TASK BRIEF
Output the lines from the start of the entries through the line that contains "x-tick-orbitofontal-cortex: Orbitofontal Cortex", both included, as a numbered list with blank lines omitted.

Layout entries

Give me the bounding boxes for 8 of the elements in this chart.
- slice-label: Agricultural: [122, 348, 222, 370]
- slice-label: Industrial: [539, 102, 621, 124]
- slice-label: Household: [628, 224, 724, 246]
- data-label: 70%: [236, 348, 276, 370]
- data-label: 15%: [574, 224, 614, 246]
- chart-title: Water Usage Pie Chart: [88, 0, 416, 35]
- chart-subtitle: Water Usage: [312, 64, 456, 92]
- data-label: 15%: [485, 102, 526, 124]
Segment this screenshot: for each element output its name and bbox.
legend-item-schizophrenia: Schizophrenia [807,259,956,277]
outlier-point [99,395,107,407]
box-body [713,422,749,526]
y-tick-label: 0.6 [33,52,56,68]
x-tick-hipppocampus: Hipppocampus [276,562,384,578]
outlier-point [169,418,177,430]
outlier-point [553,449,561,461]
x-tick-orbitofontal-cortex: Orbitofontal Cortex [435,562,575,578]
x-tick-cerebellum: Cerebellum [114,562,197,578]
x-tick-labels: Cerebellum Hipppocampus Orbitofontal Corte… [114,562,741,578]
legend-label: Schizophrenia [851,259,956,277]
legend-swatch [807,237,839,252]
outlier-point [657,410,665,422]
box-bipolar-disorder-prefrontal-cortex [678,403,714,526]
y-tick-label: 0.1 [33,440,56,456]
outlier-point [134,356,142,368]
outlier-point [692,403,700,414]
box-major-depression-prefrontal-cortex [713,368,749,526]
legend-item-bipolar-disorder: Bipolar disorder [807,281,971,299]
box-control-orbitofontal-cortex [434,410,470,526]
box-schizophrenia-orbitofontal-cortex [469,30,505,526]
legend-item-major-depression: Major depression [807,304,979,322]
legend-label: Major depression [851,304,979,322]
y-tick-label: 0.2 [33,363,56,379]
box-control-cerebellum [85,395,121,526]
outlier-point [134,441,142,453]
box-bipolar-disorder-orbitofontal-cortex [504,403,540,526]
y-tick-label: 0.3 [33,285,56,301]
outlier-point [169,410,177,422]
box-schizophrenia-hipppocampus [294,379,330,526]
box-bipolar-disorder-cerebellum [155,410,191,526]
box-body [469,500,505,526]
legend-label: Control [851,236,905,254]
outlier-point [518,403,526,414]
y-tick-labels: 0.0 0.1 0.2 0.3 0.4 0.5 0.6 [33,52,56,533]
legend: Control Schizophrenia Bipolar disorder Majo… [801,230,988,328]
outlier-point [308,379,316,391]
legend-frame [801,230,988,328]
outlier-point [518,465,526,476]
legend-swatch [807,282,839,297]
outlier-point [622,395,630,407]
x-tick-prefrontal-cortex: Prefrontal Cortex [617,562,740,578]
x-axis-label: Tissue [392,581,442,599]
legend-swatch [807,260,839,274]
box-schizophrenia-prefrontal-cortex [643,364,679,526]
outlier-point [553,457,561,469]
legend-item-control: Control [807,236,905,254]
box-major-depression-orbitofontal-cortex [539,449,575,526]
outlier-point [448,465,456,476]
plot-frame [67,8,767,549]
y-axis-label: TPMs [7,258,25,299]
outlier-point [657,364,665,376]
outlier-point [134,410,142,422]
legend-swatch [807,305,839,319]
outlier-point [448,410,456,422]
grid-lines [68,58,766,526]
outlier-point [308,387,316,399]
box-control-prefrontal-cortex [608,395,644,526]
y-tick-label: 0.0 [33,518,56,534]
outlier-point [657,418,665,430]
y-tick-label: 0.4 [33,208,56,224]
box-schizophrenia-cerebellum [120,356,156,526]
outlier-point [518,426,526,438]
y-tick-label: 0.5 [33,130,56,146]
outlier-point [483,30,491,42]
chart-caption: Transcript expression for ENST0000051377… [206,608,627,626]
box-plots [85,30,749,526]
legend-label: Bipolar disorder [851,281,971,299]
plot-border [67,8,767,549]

SOLUTION FOR THIS PROBLEM
1. Give me the bounding boxes for 8 of the elements in this chart.
2. - slice-label: Agricultural: [122, 348, 222, 370]
3. - slice-label: Industrial: [539, 102, 621, 124]
4. - slice-label: Household: [628, 224, 724, 246]
5. - data-label: 70%: [236, 348, 276, 370]
6. - data-label: 15%: [574, 224, 614, 246]
7. - chart-title: Water Usage Pie Chart: [88, 0, 416, 35]
8. - chart-subtitle: Water Usage: [312, 64, 456, 92]
9. - data-label: 15%: [485, 102, 526, 124]
10. Segment this screenshot: for each element output its name and bbox.
11. legend-item-schizophrenia: Schizophrenia [807,259,956,277]
12. outlier-point [99,395,107,407]
13. box-body [713,422,749,526]
14. y-tick-label: 0.6 [33,52,56,68]
15. x-tick-hipppocampus: Hipppocampus [276,562,384,578]
16. outlier-point [169,418,177,430]
17. outlier-point [553,449,561,461]
18. x-tick-orbitofontal-cortex: Orbitofontal Cortex [435,562,575,578]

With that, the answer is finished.